[Dataset entries]

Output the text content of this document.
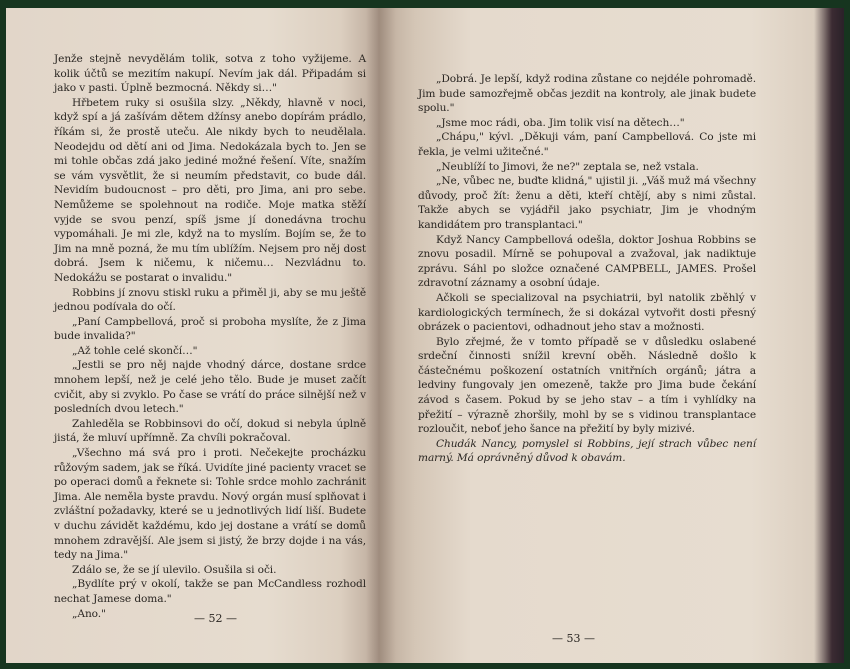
Jenže stejně nevydělám tolik, sotva z toho vyžijeme. A kolik účtů se mezitím nakupí. Nevím jak dál. Připadám si jako v pasti. Úplně bezmocná. Někdy si…"

Hřbetem ruky si osušila slzy. „Někdy, hlavně v noci, když spí a já zašívám dětem džínsy anebo dopírám prádlo, říkám si, že prostě uteču. Ale nikdy bych to neudělala. Neodejdu od dětí ani od Jima. Nedokázala bych to. Jen se mi tohle občas zdá jako jediné možné řešení. Víte, snažím se vám vysvětlit, že si neumím představit, co bude dál. Nevidím budoucnost – pro děti, pro Jima, ani pro sebe. Nemůžeme se spolehnout na rodiče. Moje matka stěží vyjde se svou penzí, spíš jsme jí donedávna trochu vypomáhali. Je mi zle, když na to myslím. Bojím se, že to Jim na mně pozná, že mu tím ublížím. Nejsem pro něj dost dobrá. Jsem k ničemu, k ničemu… Nezvládnu to. Nedokážu se postarat o invalidu."

Robbins jí znovu stiskl ruku a přiměl ji, aby se mu ještě jednou podívala do očí.

„Paní Campbellová, proč si proboha myslíte, že z Jima bude invalida?"

„Až tohle celé skončí…"

„Jestli se pro něj najde vhodný dárce, dostane srdce mnohem lepší, než je celé jeho tělo. Bude je muset začít cvičit, aby si zvyklo. Po čase se vrátí do práce silnější než v posledních dvou letech."

Zahleděla se Robbinsovi do očí, dokud si nebyla úplně jistá, že mluví upřímně. Za chvíli pokračoval.

„Všechno má svá pro i proti. Nečekejte procházku růžovým sadem, jak se říká. Uvidíte jiné pacienty vracet se po operaci domů a řeknete si: Tohle srdce mohlo zachránit Jima. Ale neměla byste pravdu. Nový orgán musí splňovat i zvláštní požadavky, které se u jednotlivých lidí liší. Budete v duchu závidět každému, kdo jej dostane a vrátí se domů mnohem zdravější. Ale jsem si jistý, že brzy dojde i na vás, tedy na Jima."

Zdálo se, že se jí ulevilo. Osušila si oči.

„Bydlíte prý v okolí, takže se pan McCandless rozhodl nechat Jamese doma."

„Ano."

„Dobrá. Je lepší, když rodina zůstane co nejdéle pohromadě. Jim bude samozřejmě občas jezdit na kontroly, ale jinak budete spolu."

„Jsme moc rádi, oba. Jim tolik visí na dětech…"

„Chápu," kývl. „Děkuji vám, paní Campbellová. Co jste mi řekla, je velmi užitečné."

„Neublíží to Jimovi, že ne?" zeptala se, než vstala.

„Ne, vůbec ne, buďte klidná," ujistil ji. „Váš muž má všechny důvody, proč žít: ženu a děti, kteří chtějí, aby s nimi zůstal. Takže abych se vyjádřil jako psychiatr, Jim je vhodným kandidátem pro transplantaci."

Když Nancy Campbellová odešla, doktor Joshua Robbins se znovu posadil. Mírně se pohupoval a zvažoval, jak nadiktuje zprávu. Sáhl po složce označené CAMPBELL, JAMES. Prošel zdravotní záznamy a osobní údaje.

Ačkoli se specializoval na psychiatrii, byl natolik zběhlý v kardiologických termínech, že si dokázal vytvořit dosti přesný obrázek o pacientovi, odhadnout jeho stav a možnosti.

Bylo zřejmé, že v tomto případě se v důsledku oslabené srdeční činnosti snížil krevní oběh. Následně došlo k částečnému poškození ostatních vnitřních orgánů; játra a ledviny fungovaly jen omezeně, takže pro Jima bude čekání závod s časem. Pokud by se jeho stav – a tím i vyhlídky na přežití – výrazně zhoršily, mohl by se s vidinou transplantace rozloučit, neboť jeho šance na přežití by byly mizivé.

Chudák Nancy, pomyslel si Robbins, její strach vůbec není marný. Má oprávněný důvod k obavám.

— 52 —
— 53 —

WHAT TO WORK ON: Give the data again exactly as written, with all pictures left out.

OUTPUT OF THE EXERCISE:
Output the text content of this document.
Jenže stejně nevydělám tolik, sotva z toho vyžijeme. A kolik účtů se mezitím nakupí. Nevím jak dál. Připadám si jako v pasti. Úplně bezmocná. Někdy si…"

Hřbetem ruky si osušila slzy. „Někdy, hlavně v noci, když spí a já zašívám dětem džínsy anebo dopírám prádlo, říkám si, že prostě uteču. Ale nikdy bych to neudělala. Neodejdu od dětí ani od Jima. Nedokázala bych to. Jen se mi tohle občas zdá jako jediné možné řešení. Víte, snažím se vám vysvětlit, že si neumím představit, co bude dál. Nevidím budoucnost – pro děti, pro Jima, ani pro sebe. Nemůžeme se spolehnout na rodiče. Moje matka stěží vyjde se svou penzí, spíš jsme jí donedávna trochu vypomáhali. Je mi zle, když na to myslím. Bojím se, že to Jim na mně pozná, že mu tím ublížím. Nejsem pro něj dost dobrá. Jsem k ničemu, k ničemu… Nezvládnu to. Nedokážu se postarat o invalidu."

Robbins jí znovu stiskl ruku a přiměl ji, aby se mu ještě jednou podívala do očí.

„Paní Campbellová, proč si proboha myslíte, že z Jima bude invalida?"

„Až tohle celé skončí…"

„Jestli se pro něj najde vhodný dárce, dostane srdce mnohem lepší, než je celé jeho tělo. Bude je muset začít cvičit, aby si zvyklo. Po čase se vrátí do práce silnější než v posledních dvou letech."

Zahleděla se Robbinsovi do očí, dokud si nebyla úplně jistá, že mluví upřímně. Za chvíli pokračoval.

„Všechno má svá pro i proti. Nečekejte procházku růžovým sadem, jak se říká. Uvidíte jiné pacienty vracet se po operaci domů a řeknete si: Tohle srdce mohlo zachránit Jima. Ale neměla byste pravdu. Nový orgán musí splňovat i zvláštní požadavky, které se u jednotlivých lidí liší. Budete v duchu závidět každému, kdo jej dostane a vrátí se domů mnohem zdravější. Ale jsem si jistý, že brzy dojde i na vás, tedy na Jima."

Zdálo se, že se jí ulevilo. Osušila si oči.

„Bydlíte prý v okolí, takže se pan McCandless rozhodl nechat Jamese doma."

„Ano."

„Dobrá. Je lepší, když rodina zůstane co nejdéle pohromadě. Jim bude samozřejmě občas jezdit na kontroly, ale jinak budete spolu."

„Jsme moc rádi, oba. Jim tolik visí na dětech…"

„Chápu," kývl. „Děkuji vám, paní Campbellová. Co jste mi řekla, je velmi užitečné."

„Neublíží to Jimovi, že ne?" zeptala se, než vstala.

„Ne, vůbec ne, buďte klidná," ujistil ji. „Váš muž má všechny důvody, proč žít: ženu a děti, kteří chtějí, aby s nimi zůstal. Takže abych se vyjádřil jako psychiatr, Jim je vhodným kandidátem pro transplantaci."

Když Nancy Campbellová odešla, doktor Joshua Robbins se znovu posadil. Mírně se pohupoval a zvažoval, jak nadiktuje zprávu. Sáhl po složce označené CAMPBELL, JAMES. Prošel zdravotní záznamy a osobní údaje.

Ačkoli se specializoval na psychiatrii, byl natolik zběhlý v kardiologických termínech, že si dokázal vytvořit dosti přesný obrázek o pacientovi, odhadnout jeho stav a možnosti.

Bylo zřejmé, že v tomto případě se v důsledku oslabené srdeční činnosti snížil krevní oběh. Následně došlo k částečnému poškození ostatních vnitřních orgánů; játra a ledviny fungovaly jen omezeně, takže pro Jima bude čekání závod s časem. Pokud by se jeho stav – a tím i vyhlídky na přežití – výrazně zhoršily, mohl by se s vidinou transplantace rozloučit, neboť jeho šance na přežití by byly mizivé.

Chudák Nancy, pomyslel si Robbins, její strach vůbec není marný. Má oprávněný důvod k obavám.

— 52 —
— 53 —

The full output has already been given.